# Available records start
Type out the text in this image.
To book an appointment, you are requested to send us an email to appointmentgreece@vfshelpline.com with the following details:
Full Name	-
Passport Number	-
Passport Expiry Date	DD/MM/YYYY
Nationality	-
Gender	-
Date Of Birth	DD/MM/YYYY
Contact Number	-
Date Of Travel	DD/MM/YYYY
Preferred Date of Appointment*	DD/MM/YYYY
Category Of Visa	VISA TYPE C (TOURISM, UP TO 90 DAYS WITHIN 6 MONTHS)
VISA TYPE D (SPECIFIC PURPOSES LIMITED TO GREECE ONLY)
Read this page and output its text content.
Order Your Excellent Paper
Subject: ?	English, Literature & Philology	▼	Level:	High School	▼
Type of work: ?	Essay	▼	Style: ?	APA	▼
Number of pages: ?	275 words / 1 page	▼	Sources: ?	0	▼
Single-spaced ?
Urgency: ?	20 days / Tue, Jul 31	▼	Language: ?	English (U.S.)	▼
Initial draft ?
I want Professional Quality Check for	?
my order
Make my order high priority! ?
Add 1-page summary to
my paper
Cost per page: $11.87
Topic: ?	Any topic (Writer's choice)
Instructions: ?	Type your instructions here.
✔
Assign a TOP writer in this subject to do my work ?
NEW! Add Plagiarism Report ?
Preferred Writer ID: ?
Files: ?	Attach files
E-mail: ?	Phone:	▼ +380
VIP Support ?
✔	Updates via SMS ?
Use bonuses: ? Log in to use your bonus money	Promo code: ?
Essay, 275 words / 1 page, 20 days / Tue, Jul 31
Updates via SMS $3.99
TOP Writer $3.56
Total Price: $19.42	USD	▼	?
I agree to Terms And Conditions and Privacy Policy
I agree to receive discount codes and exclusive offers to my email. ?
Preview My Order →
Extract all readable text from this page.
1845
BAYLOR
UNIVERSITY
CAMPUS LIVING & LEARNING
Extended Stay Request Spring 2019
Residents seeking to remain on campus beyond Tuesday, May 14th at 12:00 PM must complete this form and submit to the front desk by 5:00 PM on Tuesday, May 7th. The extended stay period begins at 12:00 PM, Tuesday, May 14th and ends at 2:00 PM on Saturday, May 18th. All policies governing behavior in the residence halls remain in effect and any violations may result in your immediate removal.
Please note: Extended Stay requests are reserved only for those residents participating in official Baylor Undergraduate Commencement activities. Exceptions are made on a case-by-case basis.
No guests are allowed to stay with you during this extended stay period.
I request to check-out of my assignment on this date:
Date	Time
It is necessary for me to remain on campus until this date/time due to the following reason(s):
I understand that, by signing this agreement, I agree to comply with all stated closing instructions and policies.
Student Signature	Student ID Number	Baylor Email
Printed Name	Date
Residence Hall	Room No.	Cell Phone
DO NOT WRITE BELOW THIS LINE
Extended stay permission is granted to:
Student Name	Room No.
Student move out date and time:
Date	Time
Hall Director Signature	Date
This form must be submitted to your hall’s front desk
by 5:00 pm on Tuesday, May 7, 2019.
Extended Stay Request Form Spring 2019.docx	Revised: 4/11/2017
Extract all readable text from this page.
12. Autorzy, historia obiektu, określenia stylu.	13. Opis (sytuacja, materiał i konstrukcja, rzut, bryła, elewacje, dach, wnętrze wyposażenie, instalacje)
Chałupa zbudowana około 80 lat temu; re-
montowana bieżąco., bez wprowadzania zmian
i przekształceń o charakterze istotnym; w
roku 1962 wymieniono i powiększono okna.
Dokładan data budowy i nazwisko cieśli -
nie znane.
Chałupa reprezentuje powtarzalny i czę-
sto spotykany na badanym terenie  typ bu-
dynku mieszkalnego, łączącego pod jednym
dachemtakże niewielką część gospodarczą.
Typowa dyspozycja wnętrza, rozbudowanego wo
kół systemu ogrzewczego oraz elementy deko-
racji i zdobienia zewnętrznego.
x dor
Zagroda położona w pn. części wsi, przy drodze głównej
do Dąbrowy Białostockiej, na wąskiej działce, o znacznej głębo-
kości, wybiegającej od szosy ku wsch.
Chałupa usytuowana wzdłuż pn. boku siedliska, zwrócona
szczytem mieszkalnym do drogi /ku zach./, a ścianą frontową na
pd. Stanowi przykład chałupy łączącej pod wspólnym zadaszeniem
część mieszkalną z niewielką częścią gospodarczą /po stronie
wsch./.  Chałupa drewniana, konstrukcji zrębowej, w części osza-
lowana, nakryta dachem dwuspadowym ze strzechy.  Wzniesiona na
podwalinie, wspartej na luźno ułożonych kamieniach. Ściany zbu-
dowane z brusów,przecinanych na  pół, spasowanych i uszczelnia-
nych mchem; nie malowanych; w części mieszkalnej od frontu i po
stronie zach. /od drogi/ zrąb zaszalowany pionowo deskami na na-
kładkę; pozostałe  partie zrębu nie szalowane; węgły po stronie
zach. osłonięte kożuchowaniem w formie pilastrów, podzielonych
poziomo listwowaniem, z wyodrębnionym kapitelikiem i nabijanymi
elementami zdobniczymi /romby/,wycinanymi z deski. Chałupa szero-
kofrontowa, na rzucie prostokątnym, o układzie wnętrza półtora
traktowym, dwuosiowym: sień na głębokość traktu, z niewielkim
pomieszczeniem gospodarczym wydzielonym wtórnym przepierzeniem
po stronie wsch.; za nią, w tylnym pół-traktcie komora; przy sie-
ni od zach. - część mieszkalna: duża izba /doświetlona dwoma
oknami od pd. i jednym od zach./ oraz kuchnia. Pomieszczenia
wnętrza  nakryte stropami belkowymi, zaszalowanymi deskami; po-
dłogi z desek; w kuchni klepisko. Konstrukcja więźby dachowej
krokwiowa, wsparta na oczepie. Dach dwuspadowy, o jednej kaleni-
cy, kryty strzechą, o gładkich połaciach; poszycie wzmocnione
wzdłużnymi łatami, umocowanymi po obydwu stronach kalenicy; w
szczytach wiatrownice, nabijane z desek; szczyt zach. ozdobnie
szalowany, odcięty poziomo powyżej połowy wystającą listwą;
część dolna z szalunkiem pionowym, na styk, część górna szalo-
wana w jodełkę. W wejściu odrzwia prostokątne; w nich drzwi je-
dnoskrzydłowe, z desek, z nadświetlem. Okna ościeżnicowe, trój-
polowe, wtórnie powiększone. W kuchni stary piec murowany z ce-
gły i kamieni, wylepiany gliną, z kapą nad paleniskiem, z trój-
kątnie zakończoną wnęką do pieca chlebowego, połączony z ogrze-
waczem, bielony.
# Available records end
_Task to complete_. What is the number of lines that hold the string "Preferred"? Give it alone.

_Answer to the task_. 2